_Problem to work on_
Extract every record, exactly as written, and ignore the pictures.

_Supplied material_

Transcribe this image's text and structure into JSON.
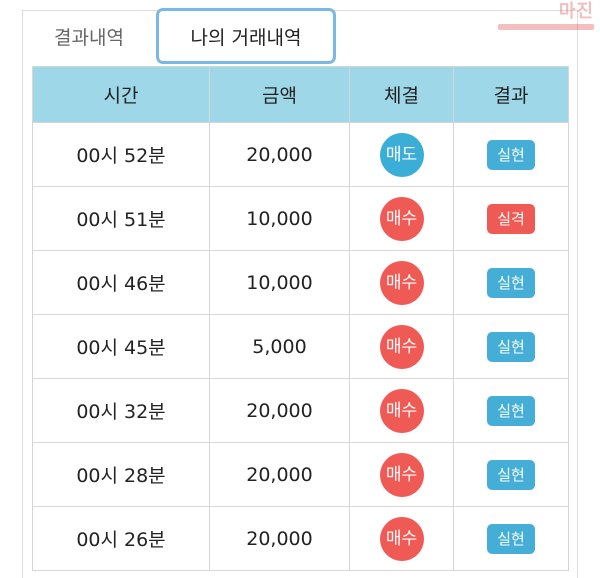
{
  "tabs": [
    {
      "label": "결과내역",
      "active": false
    },
    {
      "label": "나의 거래내역",
      "active": true
    }
  ],
  "watermark": "마진",
  "table": {
    "columns": [
      "시간",
      "금액",
      "체결",
      "결과"
    ],
    "rows": [
      {
        "time": "00시 52분",
        "amount": "20,000",
        "trade": "매도",
        "trade_type": "sell",
        "result": "실현",
        "result_type": "ok"
      },
      {
        "time": "00시 51분",
        "amount": "10,000",
        "trade": "매수",
        "trade_type": "buy",
        "result": "실격",
        "result_type": "fail"
      },
      {
        "time": "00시 46분",
        "amount": "10,000",
        "trade": "매수",
        "trade_type": "buy",
        "result": "실현",
        "result_type": "ok"
      },
      {
        "time": "00시 45분",
        "amount": "5,000",
        "trade": "매수",
        "trade_type": "buy",
        "result": "실현",
        "result_type": "ok"
      },
      {
        "time": "00시 32분",
        "amount": "20,000",
        "trade": "매수",
        "trade_type": "buy",
        "result": "실현",
        "result_type": "ok"
      },
      {
        "time": "00시 28분",
        "amount": "20,000",
        "trade": "매수",
        "trade_type": "buy",
        "result": "실현",
        "result_type": "ok"
      },
      {
        "time": "00시 26분",
        "amount": "20,000",
        "trade": "매수",
        "trade_type": "buy",
        "result": "실현",
        "result_type": "ok"
      }
    ]
  },
  "colors": {
    "header_bg": "#9ed8e8",
    "sell": "#3aaed6",
    "buy": "#ef5a55",
    "result_ok": "#44aed6",
    "result_fail": "#ef5a55",
    "active_tab_border": "#7ab8e6"
  }
}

_Problem solution_
Transcribe this image's text and structure into JSON.
{
  "tabs": [
    {
      "label": "결과내역",
      "active": false
    },
    {
      "label": "나의 거래내역",
      "active": true
    }
  ],
  "watermark": "마진",
  "table": {
    "columns": [
      "시간",
      "금액",
      "체결",
      "결과"
    ],
    "rows": [
      {
        "time": "00시 52분",
        "amount": "20,000",
        "trade": "매도",
        "trade_type": "sell",
        "result": "실현",
        "result_type": "ok"
      },
      {
        "time": "00시 51분",
        "amount": "10,000",
        "trade": "매수",
        "trade_type": "buy",
        "result": "실격",
        "result_type": "fail"
      },
      {
        "time": "00시 46분",
        "amount": "10,000",
        "trade": "매수",
        "trade_type": "buy",
        "result": "실현",
        "result_type": "ok"
      },
      {
        "time": "00시 45분",
        "amount": "5,000",
        "trade": "매수",
        "trade_type": "buy",
        "result": "실현",
        "result_type": "ok"
      },
      {
        "time": "00시 32분",
        "amount": "20,000",
        "trade": "매수",
        "trade_type": "buy",
        "result": "실현",
        "result_type": "ok"
      },
      {
        "time": "00시 28분",
        "amount": "20,000",
        "trade": "매수",
        "trade_type": "buy",
        "result": "실현",
        "result_type": "ok"
      },
      {
        "time": "00시 26분",
        "amount": "20,000",
        "trade": "매수",
        "trade_type": "buy",
        "result": "실현",
        "result_type": "ok"
      }
    ]
  },
  "colors": {
    "header_bg": "#9ed8e8",
    "sell": "#3aaed6",
    "buy": "#ef5a55",
    "result_ok": "#44aed6",
    "result_fail": "#ef5a55",
    "active_tab_border": "#7ab8e6"
  }
}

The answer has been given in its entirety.